*THE REQUEST*
In the listing below, find every line with the string "Nominal" and pull it out.

START PROVIDED DATA

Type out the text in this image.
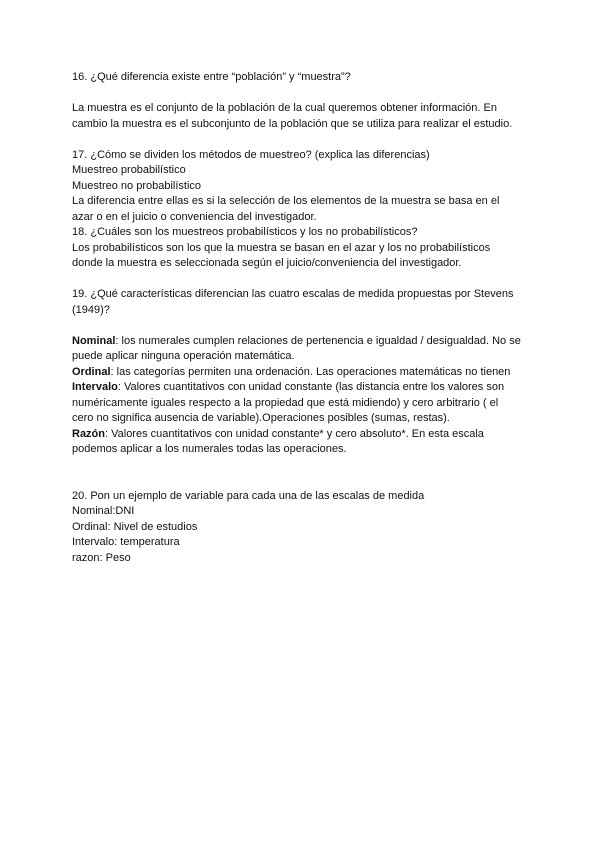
16. ¿Qué diferencia existe entre “población” y “muestra”?
La muestra es el conjunto de la población de la cual queremos obtener información. En
cambio la muestra es el subconjunto de la población que se utiliza para realizar el estudio.
17. ¿Cómo se dividen los métodos de muestreo? (explica las diferencias)
Muestreo probabilístico
Muestreo no probabilístico
La diferencia entre ellas es si la selección de los elementos de la muestra se basa en el
azar o en el juicio o conveniencia del investigador.
18. ¿Cuáles son los muestreos probabilísticos y los no probabilísticos?
Los probabilísticos son los que la muestra se basan en el azar y los no probabilísticos
donde la muestra es seleccionada según el juicio/conveniencia del investigador.
19. ¿Qué características diferencian las cuatro escalas de medida propuestas por Stevens
(1949)?
Nominal: los numerales cumplen relaciones de pertenencia e igualdad / desigualdad. No se
puede aplicar ninguna operación matemática.
Ordinal: las categorías permiten una ordenación. Las operaciones matemáticas no tienen
Intervalo: Valores cuantitativos con unidad constante (las distancia entre los valores son
numéricamente iguales respecto a la propiedad que está midiendo) y cero arbitrario ( el
cero no significa ausencia de variable).Operaciones posibles (sumas, restas).
Razón: Valores cuantitativos con unidad constante* y cero absoluto*. En esta escala
podemos aplicar a los numerales todas las operaciones.
20. Pon un ejemplo de variable para cada una de las escalas de medida
Nominal:DNI
Ordinal: Nivel de estudios
Intervalo: temperatura
razon: Peso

END PROVIDED DATA

*ANSWER TO THIS EXERCISE*
Nominal: los numerales cumplen relaciones de pertenencia e igualdad / desigualdad. No se
Nominal:DNI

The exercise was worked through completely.